Aim:
Every entry should be repeated exactly. Omit the pictures.

Stored records
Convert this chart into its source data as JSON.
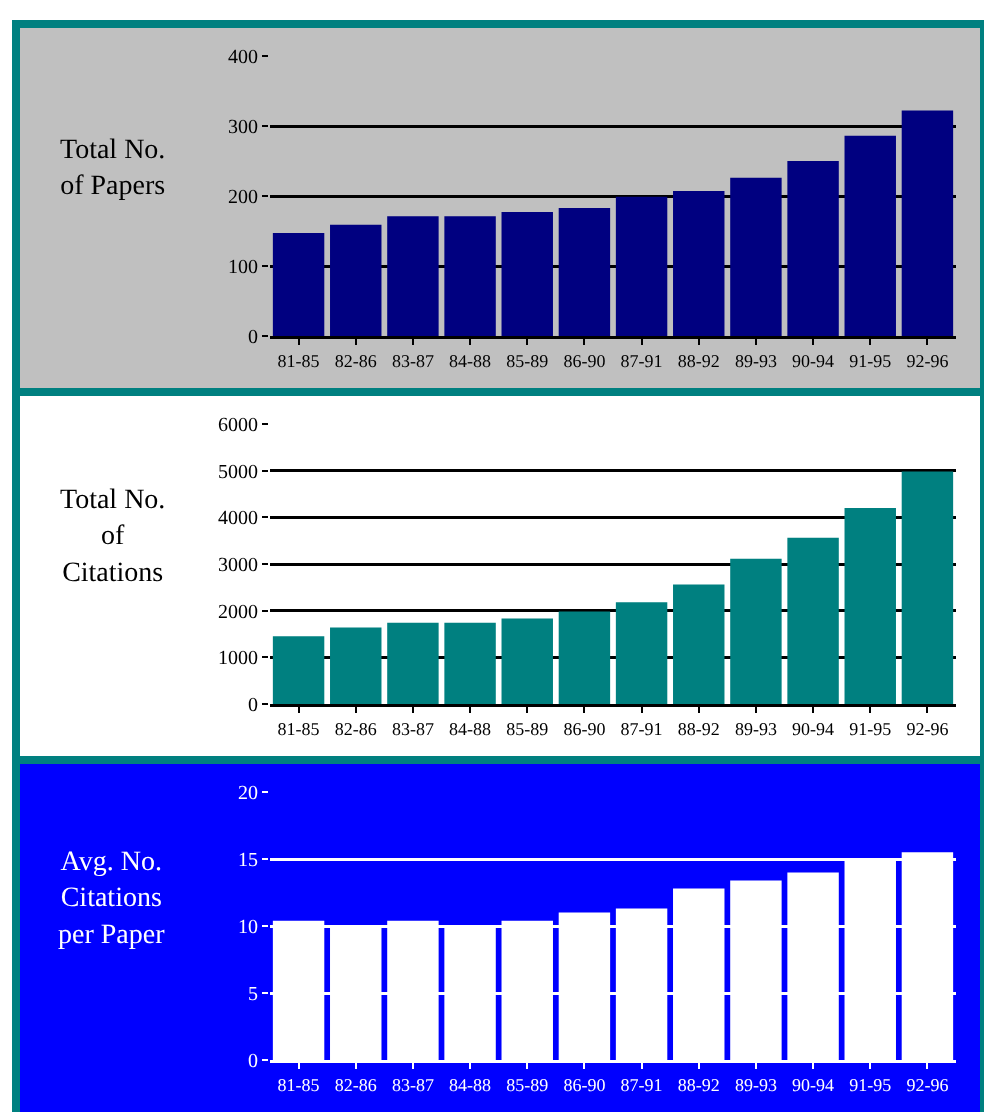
{
  "chart_data": [
    {
      "type": "bar",
      "ylabel": "Total No. of Papers",
      "categories": [
        "81-85",
        "82-86",
        "83-87",
        "84-88",
        "85-89",
        "86-90",
        "87-91",
        "88-92",
        "89-93",
        "90-94",
        "91-95",
        "92-96"
      ],
      "values": [
        147,
        159,
        171,
        171,
        177,
        183,
        199,
        207,
        226,
        250,
        286,
        322
      ],
      "color": "#000080",
      "ylim": [
        0,
        400
      ],
      "yticks": [
        0,
        100,
        200,
        300,
        400
      ],
      "grid": "y"
    },
    {
      "type": "bar",
      "ylabel": "Total No. of Citations",
      "categories": [
        "81-85",
        "82-86",
        "83-87",
        "84-88",
        "85-89",
        "86-90",
        "87-91",
        "88-92",
        "89-93",
        "90-94",
        "91-95",
        "92-96"
      ],
      "values": [
        1450,
        1640,
        1740,
        1740,
        1830,
        1980,
        2180,
        2560,
        3110,
        3560,
        4200,
        4980
      ],
      "color": "#008080",
      "ylim": [
        0,
        6000
      ],
      "yticks": [
        0,
        1000,
        2000,
        3000,
        4000,
        5000,
        6000
      ],
      "grid": "y"
    },
    {
      "type": "bar",
      "ylabel": "Avg. No. Citations per Paper",
      "categories": [
        "81-85",
        "82-86",
        "83-87",
        "84-88",
        "85-89",
        "86-90",
        "87-91",
        "88-92",
        "89-93",
        "90-94",
        "91-95",
        "92-96"
      ],
      "values": [
        10.4,
        10.0,
        10.4,
        10.0,
        10.4,
        11.0,
        11.3,
        12.8,
        13.4,
        14.0,
        14.9,
        15.5
      ],
      "color": "#ffffff",
      "ylim": [
        0,
        20
      ],
      "yticks": [
        0,
        5,
        10,
        15,
        20
      ],
      "grid": "y"
    }
  ]
}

Task answer:
Convert this chart into its source data as JSON.
{
  "chart_data": [
    {
      "type": "bar",
      "ylabel": "Total No. of Papers",
      "categories": [
        "81-85",
        "82-86",
        "83-87",
        "84-88",
        "85-89",
        "86-90",
        "87-91",
        "88-92",
        "89-93",
        "90-94",
        "91-95",
        "92-96"
      ],
      "values": [
        147,
        159,
        171,
        171,
        177,
        183,
        199,
        207,
        226,
        250,
        286,
        322
      ],
      "color": "#000080",
      "ylim": [
        0,
        400
      ],
      "yticks": [
        0,
        100,
        200,
        300,
        400
      ],
      "grid": "y"
    },
    {
      "type": "bar",
      "ylabel": "Total No. of Citations",
      "categories": [
        "81-85",
        "82-86",
        "83-87",
        "84-88",
        "85-89",
        "86-90",
        "87-91",
        "88-92",
        "89-93",
        "90-94",
        "91-95",
        "92-96"
      ],
      "values": [
        1450,
        1640,
        1740,
        1740,
        1830,
        1980,
        2180,
        2560,
        3110,
        3560,
        4200,
        4980
      ],
      "color": "#008080",
      "ylim": [
        0,
        6000
      ],
      "yticks": [
        0,
        1000,
        2000,
        3000,
        4000,
        5000,
        6000
      ],
      "grid": "y"
    },
    {
      "type": "bar",
      "ylabel": "Avg. No. Citations per Paper",
      "categories": [
        "81-85",
        "82-86",
        "83-87",
        "84-88",
        "85-89",
        "86-90",
        "87-91",
        "88-92",
        "89-93",
        "90-94",
        "91-95",
        "92-96"
      ],
      "values": [
        10.4,
        10.0,
        10.4,
        10.0,
        10.4,
        11.0,
        11.3,
        12.8,
        13.4,
        14.0,
        14.9,
        15.5
      ],
      "color": "#ffffff",
      "ylim": [
        0,
        20
      ],
      "yticks": [
        0,
        5,
        10,
        15,
        20
      ],
      "grid": "y"
    }
  ]
}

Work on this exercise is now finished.